GIVEN REQUEST >> Every line of the material that follows must be printed again exactly.
═══
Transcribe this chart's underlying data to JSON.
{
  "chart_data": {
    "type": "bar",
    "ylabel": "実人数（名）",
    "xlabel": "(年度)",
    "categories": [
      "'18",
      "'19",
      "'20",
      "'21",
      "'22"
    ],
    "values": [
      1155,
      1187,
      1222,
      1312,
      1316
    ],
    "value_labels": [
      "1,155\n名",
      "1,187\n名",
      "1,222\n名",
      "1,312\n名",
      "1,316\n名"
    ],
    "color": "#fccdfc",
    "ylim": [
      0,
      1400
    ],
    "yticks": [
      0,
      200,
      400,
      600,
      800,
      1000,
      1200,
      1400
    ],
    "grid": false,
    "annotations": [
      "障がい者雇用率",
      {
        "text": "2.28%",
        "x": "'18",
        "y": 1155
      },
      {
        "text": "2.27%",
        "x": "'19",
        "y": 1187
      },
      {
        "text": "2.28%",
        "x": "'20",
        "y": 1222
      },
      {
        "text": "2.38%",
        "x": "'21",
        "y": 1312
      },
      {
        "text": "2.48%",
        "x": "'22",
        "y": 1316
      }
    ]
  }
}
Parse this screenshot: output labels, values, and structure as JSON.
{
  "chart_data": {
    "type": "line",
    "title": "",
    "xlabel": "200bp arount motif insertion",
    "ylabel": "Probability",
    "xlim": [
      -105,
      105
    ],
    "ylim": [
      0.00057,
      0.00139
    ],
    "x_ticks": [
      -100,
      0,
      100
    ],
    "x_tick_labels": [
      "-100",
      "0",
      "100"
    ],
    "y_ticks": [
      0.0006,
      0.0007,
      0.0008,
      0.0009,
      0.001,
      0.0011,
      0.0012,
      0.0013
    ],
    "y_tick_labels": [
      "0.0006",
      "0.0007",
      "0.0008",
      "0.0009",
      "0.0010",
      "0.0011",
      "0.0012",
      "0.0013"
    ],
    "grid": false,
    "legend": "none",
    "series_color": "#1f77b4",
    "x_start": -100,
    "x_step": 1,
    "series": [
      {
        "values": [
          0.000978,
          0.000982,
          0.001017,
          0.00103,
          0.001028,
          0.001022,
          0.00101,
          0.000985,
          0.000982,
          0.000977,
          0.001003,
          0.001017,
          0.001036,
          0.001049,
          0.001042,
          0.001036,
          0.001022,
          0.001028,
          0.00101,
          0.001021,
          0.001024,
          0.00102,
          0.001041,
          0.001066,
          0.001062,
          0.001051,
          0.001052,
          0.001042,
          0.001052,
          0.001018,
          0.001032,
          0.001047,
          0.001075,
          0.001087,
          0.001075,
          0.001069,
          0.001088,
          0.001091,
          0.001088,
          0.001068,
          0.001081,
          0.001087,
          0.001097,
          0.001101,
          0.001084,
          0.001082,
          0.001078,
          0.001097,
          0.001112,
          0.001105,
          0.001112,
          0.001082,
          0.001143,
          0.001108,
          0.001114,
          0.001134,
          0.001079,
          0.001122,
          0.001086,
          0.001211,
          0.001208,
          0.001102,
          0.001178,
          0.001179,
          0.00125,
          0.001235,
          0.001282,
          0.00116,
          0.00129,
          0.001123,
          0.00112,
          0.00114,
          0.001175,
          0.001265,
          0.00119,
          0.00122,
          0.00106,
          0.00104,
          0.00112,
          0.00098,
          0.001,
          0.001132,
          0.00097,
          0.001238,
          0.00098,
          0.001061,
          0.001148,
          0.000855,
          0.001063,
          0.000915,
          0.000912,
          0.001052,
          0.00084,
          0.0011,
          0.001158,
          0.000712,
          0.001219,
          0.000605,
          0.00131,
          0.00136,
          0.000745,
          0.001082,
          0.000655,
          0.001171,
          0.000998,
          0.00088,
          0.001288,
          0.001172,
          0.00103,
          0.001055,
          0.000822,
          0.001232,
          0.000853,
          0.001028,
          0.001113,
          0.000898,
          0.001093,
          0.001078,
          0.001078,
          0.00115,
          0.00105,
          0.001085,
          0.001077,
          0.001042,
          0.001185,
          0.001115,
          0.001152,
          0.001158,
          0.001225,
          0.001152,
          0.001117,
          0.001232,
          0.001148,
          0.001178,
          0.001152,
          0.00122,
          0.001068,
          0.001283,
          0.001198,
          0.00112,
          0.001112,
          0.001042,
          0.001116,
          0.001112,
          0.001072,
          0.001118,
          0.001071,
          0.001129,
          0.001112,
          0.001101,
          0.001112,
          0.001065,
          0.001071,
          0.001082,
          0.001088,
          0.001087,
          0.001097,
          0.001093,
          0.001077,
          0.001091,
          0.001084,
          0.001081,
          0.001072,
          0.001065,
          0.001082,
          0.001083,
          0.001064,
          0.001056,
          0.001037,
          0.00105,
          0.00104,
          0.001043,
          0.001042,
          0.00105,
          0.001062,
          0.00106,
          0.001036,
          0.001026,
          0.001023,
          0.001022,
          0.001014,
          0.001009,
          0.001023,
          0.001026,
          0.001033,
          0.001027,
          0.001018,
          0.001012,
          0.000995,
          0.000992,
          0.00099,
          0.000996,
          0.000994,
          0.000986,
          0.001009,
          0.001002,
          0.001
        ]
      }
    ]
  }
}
═══
IN RESPONSE >>
Transcribe this chart's underlying data to JSON.
{
  "chart_data": {
    "type": "bar",
    "ylabel": "実人数（名）",
    "xlabel": "(年度)",
    "categories": [
      "'18",
      "'19",
      "'20",
      "'21",
      "'22"
    ],
    "values": [
      1155,
      1187,
      1222,
      1312,
      1316
    ],
    "value_labels": [
      "1,155\n名",
      "1,187\n名",
      "1,222\n名",
      "1,312\n名",
      "1,316\n名"
    ],
    "color": "#fccdfc",
    "ylim": [
      0,
      1400
    ],
    "yticks": [
      0,
      200,
      400,
      600,
      800,
      1000,
      1200,
      1400
    ],
    "grid": false,
    "annotations": [
      "障がい者雇用率",
      {
        "text": "2.28%",
        "x": "'18",
        "y": 1155
      },
      {
        "text": "2.27%",
        "x": "'19",
        "y": 1187
      },
      {
        "text": "2.28%",
        "x": "'20",
        "y": 1222
      },
      {
        "text": "2.38%",
        "x": "'21",
        "y": 1312
      },
      {
        "text": "2.48%",
        "x": "'22",
        "y": 1316
      }
    ]
  }
}
Parse this screenshot: output labels, values, and structure as JSON.
{
  "chart_data": {
    "type": "line",
    "title": "",
    "xlabel": "200bp arount motif insertion",
    "ylabel": "Probability",
    "xlim": [
      -105,
      105
    ],
    "ylim": [
      0.00057,
      0.00139
    ],
    "x_ticks": [
      -100,
      0,
      100
    ],
    "x_tick_labels": [
      "-100",
      "0",
      "100"
    ],
    "y_ticks": [
      0.0006,
      0.0007,
      0.0008,
      0.0009,
      0.001,
      0.0011,
      0.0012,
      0.0013
    ],
    "y_tick_labels": [
      "0.0006",
      "0.0007",
      "0.0008",
      "0.0009",
      "0.0010",
      "0.0011",
      "0.0012",
      "0.0013"
    ],
    "grid": false,
    "legend": "none",
    "series_color": "#1f77b4",
    "x_start": -100,
    "x_step": 1,
    "series": [
      {
        "values": [
          0.000978,
          0.000982,
          0.001017,
          0.00103,
          0.001028,
          0.001022,
          0.00101,
          0.000985,
          0.000982,
          0.000977,
          0.001003,
          0.001017,
          0.001036,
          0.001049,
          0.001042,
          0.001036,
          0.001022,
          0.001028,
          0.00101,
          0.001021,
          0.001024,
          0.00102,
          0.001041,
          0.001066,
          0.001062,
          0.001051,
          0.001052,
          0.001042,
          0.001052,
          0.001018,
          0.001032,
          0.001047,
          0.001075,
          0.001087,
          0.001075,
          0.001069,
          0.001088,
          0.001091,
          0.001088,
          0.001068,
          0.001081,
          0.001087,
          0.001097,
          0.001101,
          0.001084,
          0.001082,
          0.001078,
          0.001097,
          0.001112,
          0.001105,
          0.001112,
          0.001082,
          0.001143,
          0.001108,
          0.001114,
          0.001134,
          0.001079,
          0.001122,
          0.001086,
          0.001211,
          0.001208,
          0.001102,
          0.001178,
          0.001179,
          0.00125,
          0.001235,
          0.001282,
          0.00116,
          0.00129,
          0.001123,
          0.00112,
          0.00114,
          0.001175,
          0.001265,
          0.00119,
          0.00122,
          0.00106,
          0.00104,
          0.00112,
          0.00098,
          0.001,
          0.001132,
          0.00097,
          0.001238,
          0.00098,
          0.001061,
          0.001148,
          0.000855,
          0.001063,
          0.000915,
          0.000912,
          0.001052,
          0.00084,
          0.0011,
          0.001158,
          0.000712,
          0.001219,
          0.000605,
          0.00131,
          0.00136,
          0.000745,
          0.001082,
          0.000655,
          0.001171,
          0.000998,
          0.00088,
          0.001288,
          0.001172,
          0.00103,
          0.001055,
          0.000822,
          0.001232,
          0.000853,
          0.001028,
          0.001113,
          0.000898,
          0.001093,
          0.001078,
          0.001078,
          0.00115,
          0.00105,
          0.001085,
          0.001077,
          0.001042,
          0.001185,
          0.001115,
          0.001152,
          0.001158,
          0.001225,
          0.001152,
          0.001117,
          0.001232,
          0.001148,
          0.001178,
          0.001152,
          0.00122,
          0.001068,
          0.001283,
          0.001198,
          0.00112,
          0.001112,
          0.001042,
          0.001116,
          0.001112,
          0.001072,
          0.001118,
          0.001071,
          0.001129,
          0.001112,
          0.001101,
          0.001112,
          0.001065,
          0.001071,
          0.001082,
          0.001088,
          0.001087,
          0.001097,
          0.001093,
          0.001077,
          0.001091,
          0.001084,
          0.001081,
          0.001072,
          0.001065,
          0.001082,
          0.001083,
          0.001064,
          0.001056,
          0.001037,
          0.00105,
          0.00104,
          0.001043,
          0.001042,
          0.00105,
          0.001062,
          0.00106,
          0.001036,
          0.001026,
          0.001023,
          0.001022,
          0.001014,
          0.001009,
          0.001023,
          0.001026,
          0.001033,
          0.001027,
          0.001018,
          0.001012,
          0.000995,
          0.000992,
          0.00099,
          0.000996,
          0.000994,
          0.000986,
          0.001009,
          0.001002,
          0.001
        ]
      }
    ]
  }
}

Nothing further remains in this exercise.